▸ **Aim**: Repeat the whole listing exactly.

▸ **Records shown**:
>> Begin

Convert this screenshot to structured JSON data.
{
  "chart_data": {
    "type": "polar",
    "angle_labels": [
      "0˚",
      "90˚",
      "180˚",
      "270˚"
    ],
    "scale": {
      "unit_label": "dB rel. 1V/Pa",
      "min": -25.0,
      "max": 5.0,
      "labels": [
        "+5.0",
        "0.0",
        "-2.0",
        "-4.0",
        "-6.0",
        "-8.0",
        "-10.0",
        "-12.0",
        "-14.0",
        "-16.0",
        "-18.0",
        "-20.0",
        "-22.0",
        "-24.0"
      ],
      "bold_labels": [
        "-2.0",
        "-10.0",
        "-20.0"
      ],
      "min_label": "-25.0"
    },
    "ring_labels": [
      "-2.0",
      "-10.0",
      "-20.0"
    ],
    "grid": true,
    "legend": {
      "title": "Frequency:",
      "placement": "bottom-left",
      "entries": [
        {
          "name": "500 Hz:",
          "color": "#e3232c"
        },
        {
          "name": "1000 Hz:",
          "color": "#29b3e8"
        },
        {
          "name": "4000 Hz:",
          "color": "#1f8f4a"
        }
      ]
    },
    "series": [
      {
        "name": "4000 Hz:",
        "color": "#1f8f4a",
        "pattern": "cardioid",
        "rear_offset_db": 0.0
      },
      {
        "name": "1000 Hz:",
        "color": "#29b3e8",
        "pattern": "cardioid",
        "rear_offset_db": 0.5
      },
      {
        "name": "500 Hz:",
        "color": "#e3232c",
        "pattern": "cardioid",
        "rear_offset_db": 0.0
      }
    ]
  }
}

>> End

▸ **Result**:
Convert this screenshot to structured JSON data.
{
  "chart_data": {
    "type": "polar",
    "angle_labels": [
      "0˚",
      "90˚",
      "180˚",
      "270˚"
    ],
    "scale": {
      "unit_label": "dB rel. 1V/Pa",
      "min": -25.0,
      "max": 5.0,
      "labels": [
        "+5.0",
        "0.0",
        "-2.0",
        "-4.0",
        "-6.0",
        "-8.0",
        "-10.0",
        "-12.0",
        "-14.0",
        "-16.0",
        "-18.0",
        "-20.0",
        "-22.0",
        "-24.0"
      ],
      "bold_labels": [
        "-2.0",
        "-10.0",
        "-20.0"
      ],
      "min_label": "-25.0"
    },
    "ring_labels": [
      "-2.0",
      "-10.0",
      "-20.0"
    ],
    "grid": true,
    "legend": {
      "title": "Frequency:",
      "placement": "bottom-left",
      "entries": [
        {
          "name": "500 Hz:",
          "color": "#e3232c"
        },
        {
          "name": "1000 Hz:",
          "color": "#29b3e8"
        },
        {
          "name": "4000 Hz:",
          "color": "#1f8f4a"
        }
      ]
    },
    "series": [
      {
        "name": "4000 Hz:",
        "color": "#1f8f4a",
        "pattern": "cardioid",
        "rear_offset_db": 0.0
      },
      {
        "name": "1000 Hz:",
        "color": "#29b3e8",
        "pattern": "cardioid",
        "rear_offset_db": 0.5
      },
      {
        "name": "500 Hz:",
        "color": "#e3232c",
        "pattern": "cardioid",
        "rear_offset_db": 0.0
      }
    ]
  }
}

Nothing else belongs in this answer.